### WORK TO BE COMPLETED
Find every line in the records below that holds the word "keys" and copy it.

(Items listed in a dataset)

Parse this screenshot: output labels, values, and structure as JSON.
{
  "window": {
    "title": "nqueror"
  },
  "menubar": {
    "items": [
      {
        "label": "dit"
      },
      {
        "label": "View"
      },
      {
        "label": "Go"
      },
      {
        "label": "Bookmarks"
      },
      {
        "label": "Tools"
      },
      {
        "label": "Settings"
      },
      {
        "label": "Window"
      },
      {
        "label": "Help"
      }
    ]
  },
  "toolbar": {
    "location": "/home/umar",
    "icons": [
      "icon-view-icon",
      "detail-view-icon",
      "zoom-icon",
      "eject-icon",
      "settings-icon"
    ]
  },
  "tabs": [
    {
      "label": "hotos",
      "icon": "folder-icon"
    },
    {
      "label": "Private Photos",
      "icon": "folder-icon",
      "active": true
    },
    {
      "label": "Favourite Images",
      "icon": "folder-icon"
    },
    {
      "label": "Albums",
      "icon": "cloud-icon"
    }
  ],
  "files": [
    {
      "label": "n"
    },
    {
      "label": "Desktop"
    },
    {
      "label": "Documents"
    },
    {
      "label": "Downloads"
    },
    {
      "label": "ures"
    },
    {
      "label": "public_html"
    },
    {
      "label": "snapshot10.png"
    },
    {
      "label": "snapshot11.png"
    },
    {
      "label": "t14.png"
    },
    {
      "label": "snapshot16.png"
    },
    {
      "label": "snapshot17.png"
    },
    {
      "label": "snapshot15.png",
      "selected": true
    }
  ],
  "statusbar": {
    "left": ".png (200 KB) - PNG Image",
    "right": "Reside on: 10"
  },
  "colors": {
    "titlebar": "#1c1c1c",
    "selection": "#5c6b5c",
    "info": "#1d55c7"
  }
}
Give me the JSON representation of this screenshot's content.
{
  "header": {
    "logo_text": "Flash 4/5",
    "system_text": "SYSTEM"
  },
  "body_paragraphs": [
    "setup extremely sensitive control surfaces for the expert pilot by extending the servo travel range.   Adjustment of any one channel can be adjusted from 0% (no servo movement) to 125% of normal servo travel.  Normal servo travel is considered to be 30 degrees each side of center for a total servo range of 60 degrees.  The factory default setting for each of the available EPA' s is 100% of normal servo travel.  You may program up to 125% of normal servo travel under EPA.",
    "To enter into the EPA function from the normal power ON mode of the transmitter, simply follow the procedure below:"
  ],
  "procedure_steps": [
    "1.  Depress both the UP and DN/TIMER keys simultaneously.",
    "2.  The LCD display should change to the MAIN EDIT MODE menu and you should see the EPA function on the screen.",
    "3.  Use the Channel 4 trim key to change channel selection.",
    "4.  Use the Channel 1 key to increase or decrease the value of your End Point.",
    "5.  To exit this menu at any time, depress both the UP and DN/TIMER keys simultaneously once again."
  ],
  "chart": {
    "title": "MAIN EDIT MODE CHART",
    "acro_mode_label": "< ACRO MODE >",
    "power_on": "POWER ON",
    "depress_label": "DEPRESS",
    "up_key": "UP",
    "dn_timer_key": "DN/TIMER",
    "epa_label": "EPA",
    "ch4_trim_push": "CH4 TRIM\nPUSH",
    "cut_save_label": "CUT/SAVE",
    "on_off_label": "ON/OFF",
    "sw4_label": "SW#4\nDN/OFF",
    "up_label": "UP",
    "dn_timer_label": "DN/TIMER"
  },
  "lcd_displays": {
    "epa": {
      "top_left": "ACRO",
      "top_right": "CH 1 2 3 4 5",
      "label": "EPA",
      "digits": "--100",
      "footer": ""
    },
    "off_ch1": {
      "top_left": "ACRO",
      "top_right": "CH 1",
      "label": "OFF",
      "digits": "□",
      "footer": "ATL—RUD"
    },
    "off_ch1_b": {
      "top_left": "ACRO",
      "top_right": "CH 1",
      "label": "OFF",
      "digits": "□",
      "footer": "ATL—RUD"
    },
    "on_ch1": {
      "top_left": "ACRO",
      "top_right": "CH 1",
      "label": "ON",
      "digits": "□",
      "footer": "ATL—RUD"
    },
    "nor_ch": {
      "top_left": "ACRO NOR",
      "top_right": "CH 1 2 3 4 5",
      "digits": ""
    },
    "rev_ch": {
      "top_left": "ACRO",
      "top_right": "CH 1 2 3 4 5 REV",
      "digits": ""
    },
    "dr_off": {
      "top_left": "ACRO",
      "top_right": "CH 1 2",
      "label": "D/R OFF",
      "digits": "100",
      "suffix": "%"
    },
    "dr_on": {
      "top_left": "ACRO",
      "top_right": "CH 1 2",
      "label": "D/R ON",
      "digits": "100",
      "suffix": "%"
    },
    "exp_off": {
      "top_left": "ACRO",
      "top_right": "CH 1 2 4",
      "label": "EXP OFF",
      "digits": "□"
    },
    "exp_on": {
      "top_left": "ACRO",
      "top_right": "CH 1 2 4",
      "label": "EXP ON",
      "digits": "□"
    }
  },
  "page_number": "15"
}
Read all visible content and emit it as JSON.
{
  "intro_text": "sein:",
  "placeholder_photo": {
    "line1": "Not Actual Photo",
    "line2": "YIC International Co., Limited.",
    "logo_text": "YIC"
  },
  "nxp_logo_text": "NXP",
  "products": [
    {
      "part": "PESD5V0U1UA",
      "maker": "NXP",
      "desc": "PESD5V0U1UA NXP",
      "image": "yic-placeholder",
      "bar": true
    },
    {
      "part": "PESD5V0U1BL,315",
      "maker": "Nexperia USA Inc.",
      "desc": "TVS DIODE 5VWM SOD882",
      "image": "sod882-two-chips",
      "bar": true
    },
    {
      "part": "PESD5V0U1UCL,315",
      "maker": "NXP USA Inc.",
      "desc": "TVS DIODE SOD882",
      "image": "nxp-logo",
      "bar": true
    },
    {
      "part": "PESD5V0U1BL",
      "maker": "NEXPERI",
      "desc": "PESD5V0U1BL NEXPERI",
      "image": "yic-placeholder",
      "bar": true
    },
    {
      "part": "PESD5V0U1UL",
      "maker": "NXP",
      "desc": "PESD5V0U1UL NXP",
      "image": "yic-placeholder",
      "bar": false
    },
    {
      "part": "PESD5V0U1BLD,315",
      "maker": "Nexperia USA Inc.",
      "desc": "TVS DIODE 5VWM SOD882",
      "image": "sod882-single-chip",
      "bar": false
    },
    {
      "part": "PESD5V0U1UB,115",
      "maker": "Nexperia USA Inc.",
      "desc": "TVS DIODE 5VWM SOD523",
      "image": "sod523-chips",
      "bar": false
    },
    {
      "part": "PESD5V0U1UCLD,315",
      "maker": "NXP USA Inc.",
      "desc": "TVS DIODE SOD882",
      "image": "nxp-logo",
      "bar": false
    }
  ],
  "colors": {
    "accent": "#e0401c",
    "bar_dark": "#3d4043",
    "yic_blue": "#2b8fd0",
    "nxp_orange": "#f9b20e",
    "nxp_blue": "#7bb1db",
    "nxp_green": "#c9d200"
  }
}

### SOLUTION
    "1.  Depress both the UP and DN/TIMER keys simultaneously.",
    "5.  To exit this menu at any time, depress both the UP and DN/TIMER keys simultaneously once again."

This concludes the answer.